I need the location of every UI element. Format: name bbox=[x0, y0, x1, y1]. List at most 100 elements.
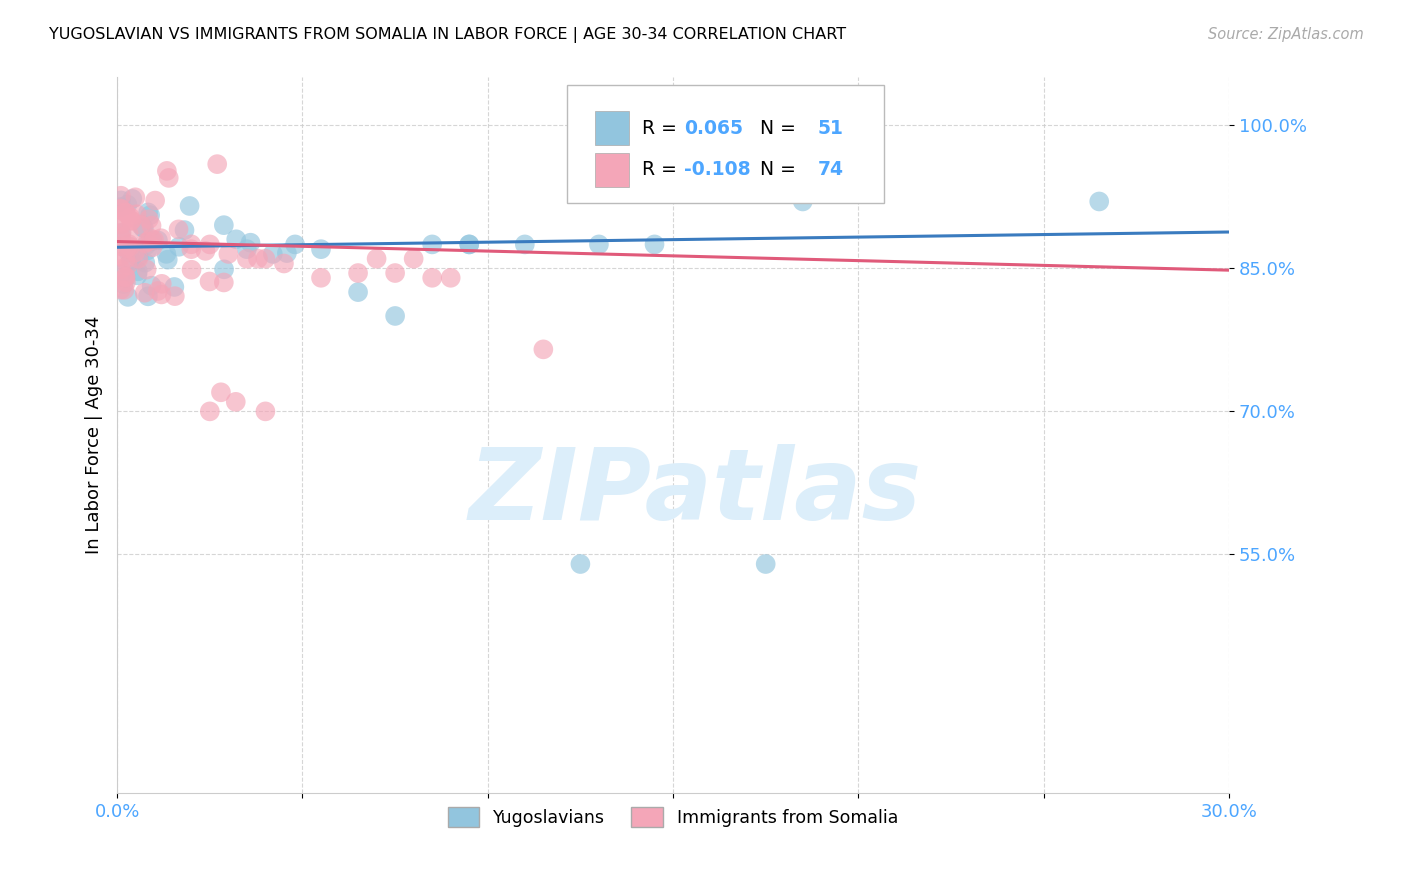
Point bbox=[212, 218, 235, 232]
Point bbox=[110, 215, 132, 229]
Y-axis label: In Labor Force | Age 30-34: In Labor Force | Age 30-34 bbox=[86, 316, 103, 555]
Point bbox=[146, 234, 169, 248]
Point bbox=[157, 170, 180, 185]
Point bbox=[146, 284, 169, 298]
Point bbox=[136, 289, 159, 303]
Point bbox=[163, 289, 186, 303]
Point bbox=[120, 211, 142, 225]
Point bbox=[156, 252, 179, 267]
Text: N =: N = bbox=[748, 119, 801, 137]
Point bbox=[110, 218, 132, 232]
Point bbox=[141, 234, 163, 248]
Point bbox=[143, 194, 166, 208]
Point bbox=[194, 244, 217, 258]
Point bbox=[440, 270, 463, 285]
Text: YUGOSLAVIAN VS IMMIGRANTS FROM SOMALIA IN LABOR FORCE | AGE 30-34 CORRELATION CH: YUGOSLAVIAN VS IMMIGRANTS FROM SOMALIA I… bbox=[49, 27, 846, 43]
Point bbox=[112, 277, 135, 292]
Point bbox=[254, 252, 277, 266]
Point bbox=[110, 202, 132, 216]
Point bbox=[180, 237, 202, 252]
Point bbox=[531, 343, 554, 357]
Point bbox=[347, 285, 370, 299]
Point bbox=[262, 247, 284, 261]
Point bbox=[129, 218, 152, 232]
Point bbox=[173, 223, 195, 237]
Point bbox=[236, 252, 259, 266]
Point bbox=[117, 290, 139, 304]
Point bbox=[513, 237, 536, 252]
Text: 0.065: 0.065 bbox=[685, 119, 744, 137]
Point bbox=[167, 222, 190, 236]
Point bbox=[114, 252, 136, 267]
Point bbox=[588, 237, 610, 252]
Point bbox=[420, 237, 443, 252]
Point bbox=[273, 256, 295, 270]
Point bbox=[132, 220, 155, 235]
Point bbox=[156, 164, 179, 178]
Point bbox=[569, 557, 592, 571]
Point bbox=[135, 262, 157, 277]
Point bbox=[124, 190, 146, 204]
Point bbox=[136, 235, 159, 249]
Point bbox=[117, 197, 139, 211]
Point bbox=[402, 252, 425, 266]
Point bbox=[276, 246, 298, 260]
Text: -0.108: -0.108 bbox=[685, 161, 751, 179]
Point bbox=[138, 212, 160, 227]
Point bbox=[139, 232, 162, 246]
Point bbox=[110, 188, 132, 202]
Point bbox=[644, 237, 666, 252]
Point bbox=[247, 252, 270, 266]
FancyBboxPatch shape bbox=[568, 85, 884, 202]
Point bbox=[115, 241, 138, 255]
Point bbox=[136, 244, 159, 258]
Point bbox=[1088, 194, 1111, 209]
Point bbox=[120, 213, 142, 227]
Point bbox=[117, 227, 139, 241]
Point bbox=[125, 207, 148, 221]
Point bbox=[110, 226, 132, 240]
Point bbox=[141, 219, 163, 233]
Point bbox=[127, 264, 149, 278]
Point bbox=[120, 253, 142, 268]
Point bbox=[110, 202, 132, 217]
Point bbox=[212, 262, 235, 277]
Text: 74: 74 bbox=[817, 161, 844, 179]
Point bbox=[180, 242, 202, 256]
Point bbox=[114, 206, 136, 220]
Text: ZIPatlas: ZIPatlas bbox=[468, 444, 922, 541]
Point bbox=[132, 221, 155, 235]
Point bbox=[309, 270, 332, 285]
Point bbox=[110, 239, 132, 253]
Text: N =: N = bbox=[748, 161, 801, 179]
Point bbox=[212, 276, 235, 290]
Point bbox=[117, 258, 139, 272]
Point bbox=[198, 404, 221, 418]
Point bbox=[209, 385, 232, 400]
Point bbox=[114, 269, 136, 284]
Point bbox=[120, 213, 142, 227]
Point bbox=[755, 557, 778, 571]
Point bbox=[198, 275, 221, 289]
Legend: Yugoslavians, Immigrants from Somalia: Yugoslavians, Immigrants from Somalia bbox=[441, 800, 905, 834]
Point bbox=[239, 235, 262, 250]
Point bbox=[309, 242, 332, 256]
Point bbox=[458, 237, 481, 252]
Point bbox=[118, 237, 141, 252]
Point bbox=[150, 231, 173, 245]
Point bbox=[110, 262, 132, 277]
Point bbox=[110, 200, 132, 214]
Point bbox=[110, 283, 132, 297]
Point bbox=[217, 247, 239, 261]
Point bbox=[141, 240, 163, 254]
Point bbox=[458, 237, 481, 252]
Point bbox=[134, 285, 156, 300]
Point bbox=[150, 287, 173, 301]
Point bbox=[114, 205, 136, 219]
Point bbox=[198, 237, 221, 252]
Point bbox=[110, 230, 132, 244]
Text: R =: R = bbox=[643, 119, 683, 137]
Point bbox=[420, 270, 443, 285]
Point bbox=[205, 157, 228, 171]
Point bbox=[136, 205, 159, 219]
================
STATED GOAL:
Gather every line in the items above that contains the word "Text", and copy each line in full. Case counts.

COMPLETE OUTPUT:
Text: N =: N = bbox=[748, 119, 801, 137]
Text: YUGOSLAVIAN VS IMMIGRANTS FROM SOMALIA IN LABOR FORCE | AGE 30-34 CORRELATION CH: YUGOSLAVIAN VS IMMIGRANTS FROM SOMALIA I… bbox=[49, 27, 846, 43]
Text: 0.065: 0.065 bbox=[685, 119, 744, 137]
Text: -0.108: -0.108 bbox=[685, 161, 751, 179]
Text: 74: 74 bbox=[817, 161, 844, 179]
Text: ZIPatlas: ZIPatlas bbox=[468, 444, 922, 541]
Text: N =: N = bbox=[748, 161, 801, 179]
Text: R =: R = bbox=[643, 119, 683, 137]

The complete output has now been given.